Gestellte Aufgabe 1
Beantworte anhand des Interviews zu Retouren in der Mode diese Fragen:
(a) Wie viel Prozent der bestellten Kleidungsstücke werden laut Marita wegen fehlerhafter Passformen zurückgeschickt?
(b) Wie groß kann der Unterschied innerhalb einer Größe laut Svenja Tegtmeier sein?
(c) Wie heißen die beiden KIs von Saiz?
Gestellte Aufgabe 2
Überarbeite im Interview zu Retouren in der Mode den Abschnitt von „Marita Sanchez de la Cerda“ bis „Retouren überflüssig macht.“ und setze dabei „Körpermodell“ an die Stelle von „Avatar“.
Gestellte Aufgabe 3
Führe das Interview zu Retouren in der Mode im Anschluss an seinen letzten Satz weiter.
======== Textauszug ========
Marita Sanchez de la Cerda (l.) und Svenja Tegtmeier gehen den massiven Klimasünder-Retouren an. Bild: saiz / KIRSTEN BREUSTEDT
Interview
Deutschland ist Weltmeister im Retouren versenden. Für uns gehört es zum Alltag, Pakete zu bekommen, sie anschließend wieder zur Post zu bringen und nochmal neu zu bestellen, wenn die Hose doch nicht passt. Das hat immense Auswirkungen auf Klima und Nachhaltigkeit – und muss dringend geändert werden.
05.05.2025, 18:5105.05.2025, 18:51
Die Gründerinnen von Saiz haben eine Antwort auf das Retourenproblem: Mit präzisen Größenempfehlungen per Avatar, digital vermessenen Kleidungsstücken und einem System, das Retouren überflüssig macht.
Im watson-Interview erklären Marita Sanchez de la Creda und Svenja Tegtmeier, warum Größen wie S und M eigentlich längst überholt sind – und wie ihr Ansatz Hunderttausende Tonnen CO2 spart.
Watson: Ihr wollt die Modebranche durch KI nachhaltiger gestalten – was genau ist euer Ansatz?
Marita: Bei uns geht es um das Thema Sizing, – wie der Name Saiz auch schon vermuten lässt – also um Größen und Passform. Im Laufe unserer Karriere in der Modeindustrie haben wir festgestellt, dass das der größte Hebel ist, um die Branche nachhaltiger zu machen. Denn aufgrund fehlerhafter Passformen werden 60 Prozent der bestellten Kleidungsstücke wieder zurückgeschickt. Das hat auch Einfluss auf Profitabilität, Produktion und die Nachhaltigkeitskomponente der Hersteller. Deswegen setzen wir bei einem besseren Sizing an, um die Branche nachhaltiger zu gestalten.
Wie geht ihr das Problem an?
Svenja: Wir haben bei Saiz mehrere Tools, um Sizing zu optimieren. Die meisten davon sind für unsere Brandpartner:innen bestimmt, es gibt aber auch ein paar für die Endkund:innen. Beispielsweise unsere Size Recommendation, bei der man den eigenen Körper als Avatar nachbauen kann, ein bisschen wie bei Sims. Gleichzeitig arbeiten wir daran, Kleidungsstücke mit sehr detaillierten Informationen zu versehen, sie genau zu vermessen und sozusagen 3D-Zwillinge von ihnen zu erstellen, die dem eigenen Avatar angezogen werden können. Da kommen dann unsere beiden KIs – die Product AI und die Human AI – zusammen.
"Wir sind der Meinung, dass Labels wie S oder M irritierend sind. Denn innerhalb einer Größe kann es in der Modeindustrie bis zu 15 Zentimeter Unterschied geben."
Svenja Tegtmeier
Oft sitzen die Kleidungsstücke ja auch an einem selbst gar nicht so, wie an den Models im Online-Shop.
======== Bereitgestelltes Material ========
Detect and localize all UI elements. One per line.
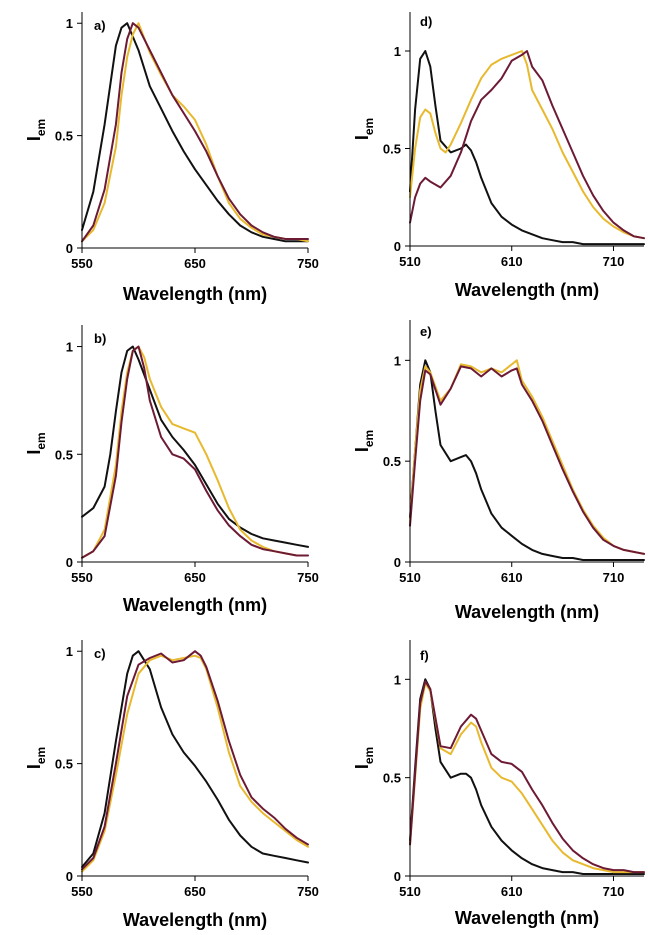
x-tick-label: 710 <box>603 254 625 269</box>
series-line-black <box>81 22 309 243</box>
x-tick-label: 750 <box>297 570 319 585</box>
series-line-maroon <box>409 50 645 240</box>
x-tick-label: 750 <box>297 884 319 899</box>
series-line-gold <box>81 654 309 873</box>
y-axis-title-sub: em <box>34 119 48 136</box>
x-tick-label: 610 <box>501 254 523 269</box>
x-tick-label: 510 <box>399 884 421 899</box>
chart-panel: 550 650 750 0 0.5 1 Wavelength (nm) Iem b) <box>24 325 319 615</box>
chart-panel: 510 610 710 0 0.5 1 Wavelength (nm) Iem e) <box>352 320 645 622</box>
x-tick-label: 550 <box>71 256 93 271</box>
chart-panel: 550 650 750 0 0.5 1 Wavelength (nm) Iem c) <box>24 640 319 930</box>
series-line-maroon <box>409 680 645 874</box>
x-axis-title: Wavelength (nm) <box>123 910 267 930</box>
y-tick-label: 0.5 <box>55 447 73 462</box>
x-tick-label: 650 <box>184 884 206 899</box>
y-tick-label: 0 <box>66 555 73 570</box>
y-tick-label: 1 <box>394 672 401 687</box>
series-line-maroon <box>81 345 309 559</box>
y-axis-title-main: I <box>24 450 44 455</box>
y-axis-title: Iem <box>352 118 376 140</box>
y-tick-label: 1 <box>66 340 73 355</box>
y-tick-label: 0.5 <box>383 142 401 157</box>
y-tick-label: 1 <box>66 16 73 31</box>
y-tick-label: 0 <box>394 239 401 254</box>
x-tick-label: 650 <box>184 256 206 271</box>
series-line-black <box>409 359 645 561</box>
y-axis-title-sub: em <box>34 747 48 764</box>
x-axis-title: Wavelength (nm) <box>455 602 599 622</box>
y-tick-label: 0 <box>66 241 73 256</box>
x-tick-label: 650 <box>184 570 206 585</box>
y-axis-title-main: I <box>352 447 372 452</box>
panel-label: f) <box>420 648 429 663</box>
y-axis-title: Iem <box>24 119 48 141</box>
y-axis-title: Iem <box>24 747 48 769</box>
series-line-gold <box>81 345 309 559</box>
x-tick-label: 550 <box>71 884 93 899</box>
y-axis-title: Iem <box>352 430 376 452</box>
x-tick-label: 750 <box>297 256 319 271</box>
series-line-black <box>81 345 309 548</box>
y-tick-label: 0.5 <box>383 771 401 786</box>
y-tick-label: 0 <box>66 869 73 884</box>
y-axis-title-sub: em <box>362 747 376 764</box>
x-axis-title: Wavelength (nm) <box>123 284 267 304</box>
y-axis-title-sub: em <box>362 430 376 447</box>
series-line-gold <box>81 22 309 243</box>
x-axis-title: Wavelength (nm) <box>455 908 599 928</box>
x-tick-label: 610 <box>501 884 523 899</box>
y-axis-title-main: I <box>352 135 372 140</box>
y-tick-label: 0.5 <box>55 757 73 772</box>
y-axis-title: Iem <box>352 747 376 769</box>
chart-panel: 510 610 710 0 0.5 1 Wavelength (nm) Iem f) <box>352 640 645 928</box>
y-tick-label: 1 <box>394 353 401 368</box>
x-tick-label: 550 <box>71 570 93 585</box>
chart-panel: 550 650 750 0 0.5 1 Wavelength (nm) Iem a) <box>24 12 319 304</box>
panel-label: a) <box>94 18 106 33</box>
x-axis-title: Wavelength (nm) <box>123 595 267 615</box>
chart-panel: 510 610 710 0 0.5 1 Wavelength (nm) Iem d) <box>352 12 645 300</box>
y-axis-title-sub: em <box>34 432 48 449</box>
y-axis-title-main: I <box>352 764 372 769</box>
panel-label: d) <box>420 14 432 29</box>
series-line-gold <box>409 682 645 874</box>
series-line-maroon <box>409 365 645 555</box>
y-axis-title-sub: em <box>362 118 376 135</box>
x-tick-label: 610 <box>501 570 523 585</box>
series-line-gold <box>409 50 645 240</box>
x-tick-label: 710 <box>603 570 625 585</box>
panel-label: c) <box>94 646 106 661</box>
x-tick-label: 710 <box>603 884 625 899</box>
y-tick-label: 0.5 <box>383 454 401 469</box>
series-line-black <box>409 678 645 875</box>
y-tick-label: 0 <box>394 555 401 570</box>
x-tick-label: 510 <box>399 254 421 269</box>
y-axis-title-main: I <box>24 136 44 141</box>
y-tick-label: 1 <box>394 44 401 59</box>
x-tick-label: 510 <box>399 570 421 585</box>
x-axis-title: Wavelength (nm) <box>455 280 599 300</box>
series-line-maroon <box>81 650 309 871</box>
y-axis-title-main: I <box>24 764 44 769</box>
series-line-gold <box>409 359 645 555</box>
series-line-black <box>81 650 309 868</box>
y-tick-label: 1 <box>66 644 73 659</box>
panel-label: b) <box>94 331 106 346</box>
series-line-maroon <box>81 22 309 243</box>
panel-label: e) <box>420 324 432 339</box>
y-tick-label: 0.5 <box>55 129 73 144</box>
y-tick-label: 0 <box>394 869 401 884</box>
series-line-black <box>409 50 645 246</box>
y-axis-title: Iem <box>24 432 48 454</box>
========
Endgültige Antwort 1
(a) 60 Prozent
(b) Bis zu 15 Zentimeter
(c) Product AI und Human AI

Endgültige Antwort 2
Marita Sanchez de la Cerda (l.) und Svenja Tegtmeier gehen den massiven Klimasünder-Retouren an. Bild: saiz / KIRSTEN BREUSTEDT
Interview
Deutschland ist Weltmeister im Retouren versenden. Für uns gehört es zum Alltag, Pakete zu bekommen, sie anschließend wieder zur Post zu bringen und nochmal neu zu bestellen, wenn die Hose doch nicht passt. Das hat immense Auswirkungen auf Klima und Nachhaltigkeit – und muss dringend geändert werden.
05.05.2025, 18:5105.05.2025, 18:51
Die Gründerinnen von Saiz haben eine Antwort auf das Retourenproblem: Mit präzisen Größenempfehlungen per Körpermodell, digital vermessenen Kleidungsstücken und einem System, das Retouren überflüssig macht.

Endgültige Antwort 3
Svenja: Ja, das liegt daran, dass diese Produktfotos oft mit Klammern an den Kleidungsstücken gemacht werden. Die Models tragen Samples, die ihnen selbst nicht richtig passen und dann für die Fotos aber beispielsweise hinten am Rücken zusammengesteckt werden. Deswegen wollen wir genauere Infos dazu ausspielen, wie Kleidungsstücke tatsächlich ausfallen und welche Passform sie haben.
Müssten die Hersteller nicht dafür verantwortlich sein, einheitliche Größen zu schaffen?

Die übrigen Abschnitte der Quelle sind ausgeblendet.